(What the task requires)
Review the lines that follow and copy each one that contains the word "background".

(Stored data)
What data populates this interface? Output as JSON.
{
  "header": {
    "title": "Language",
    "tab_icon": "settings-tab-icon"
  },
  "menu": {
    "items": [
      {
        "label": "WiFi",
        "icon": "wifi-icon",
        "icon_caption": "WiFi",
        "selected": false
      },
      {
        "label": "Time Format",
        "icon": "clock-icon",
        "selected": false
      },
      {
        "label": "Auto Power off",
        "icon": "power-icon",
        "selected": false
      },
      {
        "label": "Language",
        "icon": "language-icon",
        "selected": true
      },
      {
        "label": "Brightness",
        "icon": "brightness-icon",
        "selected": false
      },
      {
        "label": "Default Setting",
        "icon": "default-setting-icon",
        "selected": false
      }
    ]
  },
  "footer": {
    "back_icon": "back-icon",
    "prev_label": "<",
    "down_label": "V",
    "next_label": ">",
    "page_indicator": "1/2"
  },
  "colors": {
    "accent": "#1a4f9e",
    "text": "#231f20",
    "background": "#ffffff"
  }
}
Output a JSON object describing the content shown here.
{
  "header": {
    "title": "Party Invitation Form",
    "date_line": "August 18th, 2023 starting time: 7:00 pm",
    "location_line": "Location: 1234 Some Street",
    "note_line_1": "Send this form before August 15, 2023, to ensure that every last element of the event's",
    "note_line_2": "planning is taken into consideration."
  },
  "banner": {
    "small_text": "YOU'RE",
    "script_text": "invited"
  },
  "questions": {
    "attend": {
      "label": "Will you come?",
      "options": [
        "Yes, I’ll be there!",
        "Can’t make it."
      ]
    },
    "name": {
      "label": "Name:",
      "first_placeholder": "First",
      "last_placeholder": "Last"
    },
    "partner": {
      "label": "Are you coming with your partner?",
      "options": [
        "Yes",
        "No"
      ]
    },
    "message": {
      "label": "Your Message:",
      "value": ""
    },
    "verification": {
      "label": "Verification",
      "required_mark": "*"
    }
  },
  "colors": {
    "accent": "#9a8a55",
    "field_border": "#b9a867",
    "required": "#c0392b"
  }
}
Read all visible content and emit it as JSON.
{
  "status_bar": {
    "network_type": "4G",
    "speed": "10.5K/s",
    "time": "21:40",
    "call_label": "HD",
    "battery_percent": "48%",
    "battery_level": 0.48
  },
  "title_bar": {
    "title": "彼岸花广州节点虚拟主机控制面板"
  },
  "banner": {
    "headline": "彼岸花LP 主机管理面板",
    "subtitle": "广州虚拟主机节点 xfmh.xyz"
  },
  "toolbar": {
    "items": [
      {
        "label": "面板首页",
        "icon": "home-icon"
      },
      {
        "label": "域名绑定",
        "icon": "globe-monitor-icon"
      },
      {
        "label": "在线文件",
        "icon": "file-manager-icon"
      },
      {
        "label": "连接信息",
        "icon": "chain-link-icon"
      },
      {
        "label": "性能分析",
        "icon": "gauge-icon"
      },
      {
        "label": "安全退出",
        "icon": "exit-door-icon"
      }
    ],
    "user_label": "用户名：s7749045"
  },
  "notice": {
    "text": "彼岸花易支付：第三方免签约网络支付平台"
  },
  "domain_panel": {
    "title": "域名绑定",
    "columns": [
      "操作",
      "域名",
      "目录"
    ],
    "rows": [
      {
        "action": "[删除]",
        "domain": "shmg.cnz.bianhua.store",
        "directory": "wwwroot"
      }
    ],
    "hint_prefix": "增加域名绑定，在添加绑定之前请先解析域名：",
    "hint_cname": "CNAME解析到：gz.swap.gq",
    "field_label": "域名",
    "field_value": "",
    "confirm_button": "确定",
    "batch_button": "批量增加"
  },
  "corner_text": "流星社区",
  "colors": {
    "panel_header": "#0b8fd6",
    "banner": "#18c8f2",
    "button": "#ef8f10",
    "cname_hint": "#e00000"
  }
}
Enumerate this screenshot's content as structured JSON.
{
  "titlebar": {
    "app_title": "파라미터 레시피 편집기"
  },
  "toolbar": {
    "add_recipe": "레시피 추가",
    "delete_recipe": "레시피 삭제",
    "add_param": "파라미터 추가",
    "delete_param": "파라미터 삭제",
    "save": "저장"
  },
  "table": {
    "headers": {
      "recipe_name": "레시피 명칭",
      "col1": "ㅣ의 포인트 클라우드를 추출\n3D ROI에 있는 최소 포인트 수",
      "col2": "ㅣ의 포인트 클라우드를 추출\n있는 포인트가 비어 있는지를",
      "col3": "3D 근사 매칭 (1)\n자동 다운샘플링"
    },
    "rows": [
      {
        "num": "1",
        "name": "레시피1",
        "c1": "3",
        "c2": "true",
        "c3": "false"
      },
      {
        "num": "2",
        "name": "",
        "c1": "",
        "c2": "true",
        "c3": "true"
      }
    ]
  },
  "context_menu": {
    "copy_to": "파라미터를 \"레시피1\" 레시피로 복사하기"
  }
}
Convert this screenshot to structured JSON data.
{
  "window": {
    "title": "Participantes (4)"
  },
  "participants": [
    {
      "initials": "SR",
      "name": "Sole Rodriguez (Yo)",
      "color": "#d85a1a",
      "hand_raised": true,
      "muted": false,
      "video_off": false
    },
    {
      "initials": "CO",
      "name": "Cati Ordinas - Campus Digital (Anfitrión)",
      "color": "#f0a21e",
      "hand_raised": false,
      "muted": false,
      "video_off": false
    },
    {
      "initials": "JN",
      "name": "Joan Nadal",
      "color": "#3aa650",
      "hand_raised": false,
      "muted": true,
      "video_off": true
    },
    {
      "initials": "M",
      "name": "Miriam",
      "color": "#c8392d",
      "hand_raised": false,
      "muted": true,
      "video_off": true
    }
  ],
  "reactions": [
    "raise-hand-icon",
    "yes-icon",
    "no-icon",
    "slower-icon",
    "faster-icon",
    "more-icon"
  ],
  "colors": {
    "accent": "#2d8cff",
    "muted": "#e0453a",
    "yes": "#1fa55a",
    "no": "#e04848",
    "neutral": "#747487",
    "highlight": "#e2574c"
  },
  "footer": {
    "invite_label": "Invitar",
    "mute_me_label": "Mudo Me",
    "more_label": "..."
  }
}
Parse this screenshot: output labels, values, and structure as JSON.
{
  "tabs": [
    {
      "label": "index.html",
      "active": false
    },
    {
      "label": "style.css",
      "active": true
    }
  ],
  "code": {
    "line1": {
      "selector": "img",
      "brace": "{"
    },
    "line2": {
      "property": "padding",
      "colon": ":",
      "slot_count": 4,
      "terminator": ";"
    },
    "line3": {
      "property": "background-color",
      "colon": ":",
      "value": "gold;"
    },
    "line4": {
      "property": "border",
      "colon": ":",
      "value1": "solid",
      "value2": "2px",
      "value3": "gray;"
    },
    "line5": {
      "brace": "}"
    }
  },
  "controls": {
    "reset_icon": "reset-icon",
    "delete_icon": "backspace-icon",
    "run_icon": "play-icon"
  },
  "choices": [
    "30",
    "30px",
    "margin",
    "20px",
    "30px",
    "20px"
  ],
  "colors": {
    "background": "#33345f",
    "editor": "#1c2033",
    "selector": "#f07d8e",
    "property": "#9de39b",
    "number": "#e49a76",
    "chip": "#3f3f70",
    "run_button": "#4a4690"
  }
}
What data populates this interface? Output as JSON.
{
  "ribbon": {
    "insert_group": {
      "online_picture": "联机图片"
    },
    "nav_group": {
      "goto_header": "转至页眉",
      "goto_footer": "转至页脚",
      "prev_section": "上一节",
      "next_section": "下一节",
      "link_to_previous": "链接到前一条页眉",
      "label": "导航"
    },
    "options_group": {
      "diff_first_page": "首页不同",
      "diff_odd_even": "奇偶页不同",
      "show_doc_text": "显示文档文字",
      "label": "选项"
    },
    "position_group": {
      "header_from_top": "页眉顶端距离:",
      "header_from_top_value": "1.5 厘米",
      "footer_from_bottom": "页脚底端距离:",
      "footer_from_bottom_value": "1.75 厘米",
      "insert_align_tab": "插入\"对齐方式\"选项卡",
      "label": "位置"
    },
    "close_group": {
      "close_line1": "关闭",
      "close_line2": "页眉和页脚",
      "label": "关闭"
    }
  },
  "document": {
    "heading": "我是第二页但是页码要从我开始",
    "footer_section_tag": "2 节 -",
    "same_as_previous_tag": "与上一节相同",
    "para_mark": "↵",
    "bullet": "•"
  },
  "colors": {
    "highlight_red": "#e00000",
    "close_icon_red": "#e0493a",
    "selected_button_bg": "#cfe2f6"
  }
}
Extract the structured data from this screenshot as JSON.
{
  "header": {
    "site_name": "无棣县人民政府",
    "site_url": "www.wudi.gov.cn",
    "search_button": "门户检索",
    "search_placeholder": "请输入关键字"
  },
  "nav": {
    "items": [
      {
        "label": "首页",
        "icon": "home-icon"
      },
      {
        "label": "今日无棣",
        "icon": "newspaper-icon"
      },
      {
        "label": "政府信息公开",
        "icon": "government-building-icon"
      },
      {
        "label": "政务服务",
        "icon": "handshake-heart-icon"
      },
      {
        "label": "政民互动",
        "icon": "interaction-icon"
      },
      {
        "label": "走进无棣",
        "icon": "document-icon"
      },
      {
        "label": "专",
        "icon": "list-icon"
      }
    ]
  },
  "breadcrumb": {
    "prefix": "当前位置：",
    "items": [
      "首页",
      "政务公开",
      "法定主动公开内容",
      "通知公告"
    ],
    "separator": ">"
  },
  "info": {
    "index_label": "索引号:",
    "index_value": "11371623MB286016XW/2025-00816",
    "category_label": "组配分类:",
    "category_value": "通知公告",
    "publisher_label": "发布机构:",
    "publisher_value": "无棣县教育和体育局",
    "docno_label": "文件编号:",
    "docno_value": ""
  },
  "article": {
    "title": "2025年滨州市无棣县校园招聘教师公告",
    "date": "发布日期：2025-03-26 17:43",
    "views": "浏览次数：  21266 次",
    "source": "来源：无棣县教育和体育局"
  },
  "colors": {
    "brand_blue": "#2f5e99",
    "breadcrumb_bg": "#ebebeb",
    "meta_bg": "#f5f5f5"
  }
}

(Exercise output)
    "background": "#ffffff"
      "property": "background-color",
    "background": "#33345f",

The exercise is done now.